:: Exercise inputs

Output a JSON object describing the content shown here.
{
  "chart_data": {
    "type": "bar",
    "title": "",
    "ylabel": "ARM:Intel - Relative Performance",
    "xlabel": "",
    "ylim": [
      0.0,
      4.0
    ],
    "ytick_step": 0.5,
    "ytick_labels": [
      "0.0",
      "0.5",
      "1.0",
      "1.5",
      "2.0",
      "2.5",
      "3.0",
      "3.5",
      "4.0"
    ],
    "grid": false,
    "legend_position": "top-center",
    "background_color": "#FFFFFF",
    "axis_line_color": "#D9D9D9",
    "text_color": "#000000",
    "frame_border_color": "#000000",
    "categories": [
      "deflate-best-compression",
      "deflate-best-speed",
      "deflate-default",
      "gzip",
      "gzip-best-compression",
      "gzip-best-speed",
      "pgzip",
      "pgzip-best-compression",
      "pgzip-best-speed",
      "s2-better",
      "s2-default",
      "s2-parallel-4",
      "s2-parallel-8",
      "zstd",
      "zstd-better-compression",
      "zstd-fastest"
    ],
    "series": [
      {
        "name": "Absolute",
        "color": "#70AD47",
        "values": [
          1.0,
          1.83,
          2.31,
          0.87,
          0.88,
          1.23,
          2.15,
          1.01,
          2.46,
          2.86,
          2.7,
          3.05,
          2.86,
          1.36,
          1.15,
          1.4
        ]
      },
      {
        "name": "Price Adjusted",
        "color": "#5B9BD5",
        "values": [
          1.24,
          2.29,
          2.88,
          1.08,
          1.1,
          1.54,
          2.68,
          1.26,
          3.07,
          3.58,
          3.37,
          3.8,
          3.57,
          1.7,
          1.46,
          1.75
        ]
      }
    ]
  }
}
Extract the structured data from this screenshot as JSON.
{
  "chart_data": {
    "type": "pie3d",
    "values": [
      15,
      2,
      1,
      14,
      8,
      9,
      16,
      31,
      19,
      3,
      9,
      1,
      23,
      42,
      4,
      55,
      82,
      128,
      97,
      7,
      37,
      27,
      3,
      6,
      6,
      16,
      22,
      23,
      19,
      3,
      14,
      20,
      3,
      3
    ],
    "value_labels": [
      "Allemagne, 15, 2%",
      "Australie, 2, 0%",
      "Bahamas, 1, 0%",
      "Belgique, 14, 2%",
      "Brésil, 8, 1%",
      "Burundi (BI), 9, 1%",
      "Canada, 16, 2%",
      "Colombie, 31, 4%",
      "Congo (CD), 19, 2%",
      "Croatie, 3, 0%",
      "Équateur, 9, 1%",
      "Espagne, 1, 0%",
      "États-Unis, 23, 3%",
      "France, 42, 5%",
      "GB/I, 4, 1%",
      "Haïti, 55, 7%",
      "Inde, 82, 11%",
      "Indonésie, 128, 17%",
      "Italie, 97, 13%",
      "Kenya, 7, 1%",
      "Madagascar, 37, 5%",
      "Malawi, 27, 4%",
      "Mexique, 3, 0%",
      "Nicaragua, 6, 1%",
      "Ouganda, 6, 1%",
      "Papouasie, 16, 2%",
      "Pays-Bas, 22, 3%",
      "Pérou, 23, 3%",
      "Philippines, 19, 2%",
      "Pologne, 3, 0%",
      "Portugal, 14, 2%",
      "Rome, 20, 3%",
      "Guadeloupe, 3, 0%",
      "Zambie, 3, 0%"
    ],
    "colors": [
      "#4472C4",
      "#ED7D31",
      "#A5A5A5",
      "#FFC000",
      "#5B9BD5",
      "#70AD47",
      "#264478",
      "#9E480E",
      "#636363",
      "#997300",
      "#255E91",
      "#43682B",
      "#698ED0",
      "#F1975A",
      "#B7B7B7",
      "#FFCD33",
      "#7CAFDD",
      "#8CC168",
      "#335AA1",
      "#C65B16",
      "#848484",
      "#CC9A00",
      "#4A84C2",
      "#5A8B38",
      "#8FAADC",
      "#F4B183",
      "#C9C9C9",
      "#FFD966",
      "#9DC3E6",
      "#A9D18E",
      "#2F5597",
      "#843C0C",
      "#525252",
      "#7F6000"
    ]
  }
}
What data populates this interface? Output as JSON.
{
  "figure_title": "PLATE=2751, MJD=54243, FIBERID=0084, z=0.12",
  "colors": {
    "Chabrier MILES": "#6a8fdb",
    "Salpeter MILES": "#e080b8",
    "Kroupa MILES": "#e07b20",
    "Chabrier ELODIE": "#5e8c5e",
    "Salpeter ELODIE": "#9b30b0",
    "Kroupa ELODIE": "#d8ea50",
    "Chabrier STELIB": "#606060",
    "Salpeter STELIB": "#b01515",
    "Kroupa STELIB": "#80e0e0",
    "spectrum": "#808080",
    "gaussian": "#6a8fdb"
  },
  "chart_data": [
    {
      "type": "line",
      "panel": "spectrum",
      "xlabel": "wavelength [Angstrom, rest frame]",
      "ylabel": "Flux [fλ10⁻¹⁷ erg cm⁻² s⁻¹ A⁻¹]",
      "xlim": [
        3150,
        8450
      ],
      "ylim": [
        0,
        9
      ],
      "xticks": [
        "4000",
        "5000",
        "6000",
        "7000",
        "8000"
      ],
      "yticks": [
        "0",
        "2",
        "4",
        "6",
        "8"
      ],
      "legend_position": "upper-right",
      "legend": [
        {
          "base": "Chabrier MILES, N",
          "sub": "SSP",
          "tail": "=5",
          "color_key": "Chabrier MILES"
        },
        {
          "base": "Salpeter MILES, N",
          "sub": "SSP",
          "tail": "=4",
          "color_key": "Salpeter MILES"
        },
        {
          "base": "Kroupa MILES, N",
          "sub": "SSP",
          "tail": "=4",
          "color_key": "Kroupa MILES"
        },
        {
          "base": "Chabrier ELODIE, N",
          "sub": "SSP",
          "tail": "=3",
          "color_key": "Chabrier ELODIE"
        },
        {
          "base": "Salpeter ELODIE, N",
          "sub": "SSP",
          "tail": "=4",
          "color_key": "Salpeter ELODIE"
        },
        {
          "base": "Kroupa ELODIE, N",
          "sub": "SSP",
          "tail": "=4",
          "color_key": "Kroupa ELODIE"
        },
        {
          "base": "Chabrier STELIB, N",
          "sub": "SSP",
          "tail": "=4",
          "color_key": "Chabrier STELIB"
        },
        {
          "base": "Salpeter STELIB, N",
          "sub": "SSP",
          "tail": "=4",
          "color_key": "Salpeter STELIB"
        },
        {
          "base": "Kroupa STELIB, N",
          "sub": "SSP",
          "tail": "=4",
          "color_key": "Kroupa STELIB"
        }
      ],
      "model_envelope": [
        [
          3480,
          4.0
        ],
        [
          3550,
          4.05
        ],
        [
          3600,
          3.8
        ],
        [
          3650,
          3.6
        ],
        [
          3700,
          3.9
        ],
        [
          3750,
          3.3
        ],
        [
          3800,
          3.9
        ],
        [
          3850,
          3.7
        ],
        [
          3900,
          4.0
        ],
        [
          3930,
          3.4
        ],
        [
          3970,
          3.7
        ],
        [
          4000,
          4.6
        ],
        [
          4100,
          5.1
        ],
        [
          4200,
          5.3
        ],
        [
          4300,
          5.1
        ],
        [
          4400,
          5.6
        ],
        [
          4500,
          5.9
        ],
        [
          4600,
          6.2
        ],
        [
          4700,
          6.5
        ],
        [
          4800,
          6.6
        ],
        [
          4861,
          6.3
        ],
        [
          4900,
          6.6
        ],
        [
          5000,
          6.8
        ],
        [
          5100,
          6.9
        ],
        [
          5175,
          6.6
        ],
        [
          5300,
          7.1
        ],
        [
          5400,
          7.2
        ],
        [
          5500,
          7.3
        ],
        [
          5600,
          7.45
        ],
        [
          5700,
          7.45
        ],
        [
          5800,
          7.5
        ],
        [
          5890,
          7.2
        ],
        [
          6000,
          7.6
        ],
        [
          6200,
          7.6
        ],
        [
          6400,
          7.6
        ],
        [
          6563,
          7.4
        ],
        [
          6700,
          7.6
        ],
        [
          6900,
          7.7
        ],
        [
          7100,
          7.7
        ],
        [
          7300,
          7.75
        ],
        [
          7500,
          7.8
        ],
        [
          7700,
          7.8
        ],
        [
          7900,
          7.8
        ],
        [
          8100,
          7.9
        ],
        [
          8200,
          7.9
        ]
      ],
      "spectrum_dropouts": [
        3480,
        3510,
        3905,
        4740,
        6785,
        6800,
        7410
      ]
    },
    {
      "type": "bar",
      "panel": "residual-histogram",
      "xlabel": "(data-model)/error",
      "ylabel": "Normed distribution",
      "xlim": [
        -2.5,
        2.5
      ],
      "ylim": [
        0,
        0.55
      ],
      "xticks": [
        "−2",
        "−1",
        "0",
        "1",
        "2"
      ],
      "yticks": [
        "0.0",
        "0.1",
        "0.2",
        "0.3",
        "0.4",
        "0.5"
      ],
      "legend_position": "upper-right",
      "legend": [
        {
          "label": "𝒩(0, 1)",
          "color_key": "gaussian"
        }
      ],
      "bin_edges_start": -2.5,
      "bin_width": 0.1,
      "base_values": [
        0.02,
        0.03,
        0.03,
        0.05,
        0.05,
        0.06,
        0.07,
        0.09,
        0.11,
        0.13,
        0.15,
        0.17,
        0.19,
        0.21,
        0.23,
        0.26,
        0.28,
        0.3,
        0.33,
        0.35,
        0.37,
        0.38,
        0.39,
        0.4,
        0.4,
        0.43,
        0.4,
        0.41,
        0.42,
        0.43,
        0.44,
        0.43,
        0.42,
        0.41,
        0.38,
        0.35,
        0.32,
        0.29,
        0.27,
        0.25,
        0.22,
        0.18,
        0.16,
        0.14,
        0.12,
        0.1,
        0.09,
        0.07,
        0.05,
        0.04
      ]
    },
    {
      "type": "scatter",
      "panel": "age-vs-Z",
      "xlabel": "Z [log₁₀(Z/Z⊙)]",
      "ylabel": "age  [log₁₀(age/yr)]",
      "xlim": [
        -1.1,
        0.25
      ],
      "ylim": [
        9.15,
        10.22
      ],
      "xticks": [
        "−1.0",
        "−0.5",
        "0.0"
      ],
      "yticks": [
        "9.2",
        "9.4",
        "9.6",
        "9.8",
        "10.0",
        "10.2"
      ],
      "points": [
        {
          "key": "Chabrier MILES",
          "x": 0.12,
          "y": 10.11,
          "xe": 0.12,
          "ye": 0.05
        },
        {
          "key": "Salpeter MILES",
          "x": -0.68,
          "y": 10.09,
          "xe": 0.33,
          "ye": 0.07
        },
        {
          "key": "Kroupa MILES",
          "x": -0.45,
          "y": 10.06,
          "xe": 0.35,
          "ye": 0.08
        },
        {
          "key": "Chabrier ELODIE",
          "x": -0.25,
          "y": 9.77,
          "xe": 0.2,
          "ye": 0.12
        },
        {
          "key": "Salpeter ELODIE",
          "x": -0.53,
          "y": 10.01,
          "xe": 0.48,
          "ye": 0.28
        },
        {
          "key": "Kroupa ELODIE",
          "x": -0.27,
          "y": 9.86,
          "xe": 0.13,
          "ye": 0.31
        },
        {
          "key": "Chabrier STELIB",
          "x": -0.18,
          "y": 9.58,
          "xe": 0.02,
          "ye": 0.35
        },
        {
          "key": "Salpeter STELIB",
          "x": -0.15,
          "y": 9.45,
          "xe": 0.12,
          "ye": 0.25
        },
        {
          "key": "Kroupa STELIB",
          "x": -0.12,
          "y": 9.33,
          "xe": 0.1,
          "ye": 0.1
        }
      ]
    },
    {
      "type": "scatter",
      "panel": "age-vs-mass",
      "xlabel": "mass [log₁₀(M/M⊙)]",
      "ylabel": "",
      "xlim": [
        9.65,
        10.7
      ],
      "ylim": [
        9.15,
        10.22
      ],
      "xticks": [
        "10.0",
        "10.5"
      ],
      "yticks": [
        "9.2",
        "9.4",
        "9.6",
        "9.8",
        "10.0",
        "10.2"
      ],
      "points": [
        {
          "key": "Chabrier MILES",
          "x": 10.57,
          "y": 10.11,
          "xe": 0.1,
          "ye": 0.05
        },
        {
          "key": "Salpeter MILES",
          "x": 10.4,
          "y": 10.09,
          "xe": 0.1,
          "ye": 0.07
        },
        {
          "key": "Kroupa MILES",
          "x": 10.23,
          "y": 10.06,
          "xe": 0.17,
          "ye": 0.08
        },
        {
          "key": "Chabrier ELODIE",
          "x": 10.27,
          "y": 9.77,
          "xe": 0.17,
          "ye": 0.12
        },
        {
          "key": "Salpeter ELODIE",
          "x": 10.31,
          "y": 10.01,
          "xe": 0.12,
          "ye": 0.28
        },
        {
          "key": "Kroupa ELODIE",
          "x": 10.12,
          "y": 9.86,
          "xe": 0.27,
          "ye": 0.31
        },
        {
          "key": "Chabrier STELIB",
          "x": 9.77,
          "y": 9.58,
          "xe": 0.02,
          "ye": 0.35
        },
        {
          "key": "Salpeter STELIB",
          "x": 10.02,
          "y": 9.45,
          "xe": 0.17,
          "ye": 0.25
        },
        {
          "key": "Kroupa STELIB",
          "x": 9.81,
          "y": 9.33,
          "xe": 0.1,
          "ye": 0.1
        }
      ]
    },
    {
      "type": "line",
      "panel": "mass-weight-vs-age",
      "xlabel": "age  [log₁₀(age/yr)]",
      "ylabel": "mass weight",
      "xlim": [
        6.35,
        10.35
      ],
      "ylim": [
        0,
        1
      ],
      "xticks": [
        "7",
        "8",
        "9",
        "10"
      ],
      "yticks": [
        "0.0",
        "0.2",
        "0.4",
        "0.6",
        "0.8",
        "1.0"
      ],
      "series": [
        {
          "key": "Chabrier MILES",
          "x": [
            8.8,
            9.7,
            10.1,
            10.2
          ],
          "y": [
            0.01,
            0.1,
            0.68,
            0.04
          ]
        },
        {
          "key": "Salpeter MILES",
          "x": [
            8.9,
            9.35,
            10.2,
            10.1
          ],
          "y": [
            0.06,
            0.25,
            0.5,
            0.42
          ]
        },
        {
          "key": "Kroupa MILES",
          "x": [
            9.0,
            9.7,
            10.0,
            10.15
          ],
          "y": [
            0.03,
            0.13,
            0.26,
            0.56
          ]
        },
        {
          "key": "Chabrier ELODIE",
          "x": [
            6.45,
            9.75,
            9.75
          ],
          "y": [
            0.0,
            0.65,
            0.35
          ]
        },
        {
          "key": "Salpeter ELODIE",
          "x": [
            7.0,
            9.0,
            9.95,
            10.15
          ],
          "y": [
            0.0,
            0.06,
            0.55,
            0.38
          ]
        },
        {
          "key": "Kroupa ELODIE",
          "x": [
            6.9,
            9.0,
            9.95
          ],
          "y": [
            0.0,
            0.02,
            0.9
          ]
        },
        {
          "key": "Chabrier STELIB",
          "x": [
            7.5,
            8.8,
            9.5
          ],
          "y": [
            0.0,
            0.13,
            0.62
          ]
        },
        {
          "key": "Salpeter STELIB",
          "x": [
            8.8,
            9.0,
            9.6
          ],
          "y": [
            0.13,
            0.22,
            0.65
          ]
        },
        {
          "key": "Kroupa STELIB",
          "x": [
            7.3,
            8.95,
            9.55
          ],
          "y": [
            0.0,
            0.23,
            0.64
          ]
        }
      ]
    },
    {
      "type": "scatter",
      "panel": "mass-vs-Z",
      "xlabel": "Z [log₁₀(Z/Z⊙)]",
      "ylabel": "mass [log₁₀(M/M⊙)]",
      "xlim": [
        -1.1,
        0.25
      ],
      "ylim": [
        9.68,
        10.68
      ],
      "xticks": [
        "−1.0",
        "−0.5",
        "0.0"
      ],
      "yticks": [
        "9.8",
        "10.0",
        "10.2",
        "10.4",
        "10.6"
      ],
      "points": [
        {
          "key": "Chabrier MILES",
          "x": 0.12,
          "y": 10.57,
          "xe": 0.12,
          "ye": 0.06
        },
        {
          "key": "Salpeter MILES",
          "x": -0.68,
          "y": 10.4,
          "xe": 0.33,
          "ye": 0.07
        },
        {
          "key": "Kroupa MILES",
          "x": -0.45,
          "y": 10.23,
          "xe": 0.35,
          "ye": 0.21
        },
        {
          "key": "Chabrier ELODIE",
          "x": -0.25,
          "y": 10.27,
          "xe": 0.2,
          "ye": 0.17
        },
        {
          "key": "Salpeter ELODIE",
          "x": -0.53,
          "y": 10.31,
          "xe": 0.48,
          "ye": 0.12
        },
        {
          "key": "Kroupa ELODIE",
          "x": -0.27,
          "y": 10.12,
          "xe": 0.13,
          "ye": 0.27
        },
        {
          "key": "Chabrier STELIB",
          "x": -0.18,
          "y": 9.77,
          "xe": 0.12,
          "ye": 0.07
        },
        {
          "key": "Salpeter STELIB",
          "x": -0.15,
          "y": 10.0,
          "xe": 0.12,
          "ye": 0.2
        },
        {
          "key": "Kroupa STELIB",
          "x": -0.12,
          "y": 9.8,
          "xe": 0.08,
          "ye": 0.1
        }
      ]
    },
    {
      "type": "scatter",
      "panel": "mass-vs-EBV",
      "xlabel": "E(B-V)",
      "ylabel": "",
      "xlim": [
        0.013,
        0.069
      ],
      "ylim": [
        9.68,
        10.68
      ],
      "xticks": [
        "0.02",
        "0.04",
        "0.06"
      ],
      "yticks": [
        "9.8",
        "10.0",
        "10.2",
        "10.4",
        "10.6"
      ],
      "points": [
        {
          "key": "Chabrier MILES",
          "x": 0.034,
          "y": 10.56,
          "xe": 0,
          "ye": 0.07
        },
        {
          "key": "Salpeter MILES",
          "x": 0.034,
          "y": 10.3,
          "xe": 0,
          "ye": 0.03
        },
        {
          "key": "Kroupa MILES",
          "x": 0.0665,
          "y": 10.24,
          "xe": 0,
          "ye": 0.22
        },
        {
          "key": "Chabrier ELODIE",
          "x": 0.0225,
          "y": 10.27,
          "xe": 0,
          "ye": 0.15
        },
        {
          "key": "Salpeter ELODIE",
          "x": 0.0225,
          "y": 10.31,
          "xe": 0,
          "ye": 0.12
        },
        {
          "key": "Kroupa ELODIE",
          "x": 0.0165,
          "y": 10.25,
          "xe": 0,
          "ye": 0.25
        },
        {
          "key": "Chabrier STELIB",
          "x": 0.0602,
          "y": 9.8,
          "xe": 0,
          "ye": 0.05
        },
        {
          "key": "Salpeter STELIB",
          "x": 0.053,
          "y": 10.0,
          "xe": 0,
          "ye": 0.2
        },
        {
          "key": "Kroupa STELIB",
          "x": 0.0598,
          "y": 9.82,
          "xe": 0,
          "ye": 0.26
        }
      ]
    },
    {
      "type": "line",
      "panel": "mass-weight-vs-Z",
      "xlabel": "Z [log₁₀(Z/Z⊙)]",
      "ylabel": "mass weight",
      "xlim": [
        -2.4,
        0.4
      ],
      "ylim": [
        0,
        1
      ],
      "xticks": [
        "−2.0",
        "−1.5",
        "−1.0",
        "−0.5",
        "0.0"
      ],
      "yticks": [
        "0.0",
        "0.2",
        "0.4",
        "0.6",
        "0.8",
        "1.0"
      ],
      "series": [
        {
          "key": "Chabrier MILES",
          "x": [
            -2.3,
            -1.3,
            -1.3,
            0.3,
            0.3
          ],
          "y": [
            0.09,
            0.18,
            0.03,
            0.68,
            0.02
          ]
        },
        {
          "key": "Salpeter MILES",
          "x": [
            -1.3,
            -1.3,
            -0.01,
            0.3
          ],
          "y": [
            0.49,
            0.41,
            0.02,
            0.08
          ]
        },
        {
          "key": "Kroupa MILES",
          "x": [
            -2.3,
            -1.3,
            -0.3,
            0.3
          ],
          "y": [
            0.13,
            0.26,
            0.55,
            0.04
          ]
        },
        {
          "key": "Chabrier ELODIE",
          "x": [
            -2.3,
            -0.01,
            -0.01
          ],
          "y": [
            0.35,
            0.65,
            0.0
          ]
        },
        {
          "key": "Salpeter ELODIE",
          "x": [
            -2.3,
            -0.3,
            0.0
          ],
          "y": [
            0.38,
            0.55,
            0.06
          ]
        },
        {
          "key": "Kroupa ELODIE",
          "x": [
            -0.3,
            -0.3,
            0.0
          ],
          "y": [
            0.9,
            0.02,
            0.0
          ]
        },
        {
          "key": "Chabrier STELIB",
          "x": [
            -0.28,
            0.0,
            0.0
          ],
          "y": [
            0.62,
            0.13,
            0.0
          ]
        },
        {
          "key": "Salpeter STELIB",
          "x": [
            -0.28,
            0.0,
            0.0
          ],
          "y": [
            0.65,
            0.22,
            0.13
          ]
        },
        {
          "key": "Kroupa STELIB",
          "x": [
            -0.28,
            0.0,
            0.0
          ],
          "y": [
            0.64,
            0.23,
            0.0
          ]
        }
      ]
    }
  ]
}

::::

Objective
Identify every line where the string "speed" appears.

Final result
      "deflate-best-speed",
      "gzip-best-speed",
      "pgzip-best-speed",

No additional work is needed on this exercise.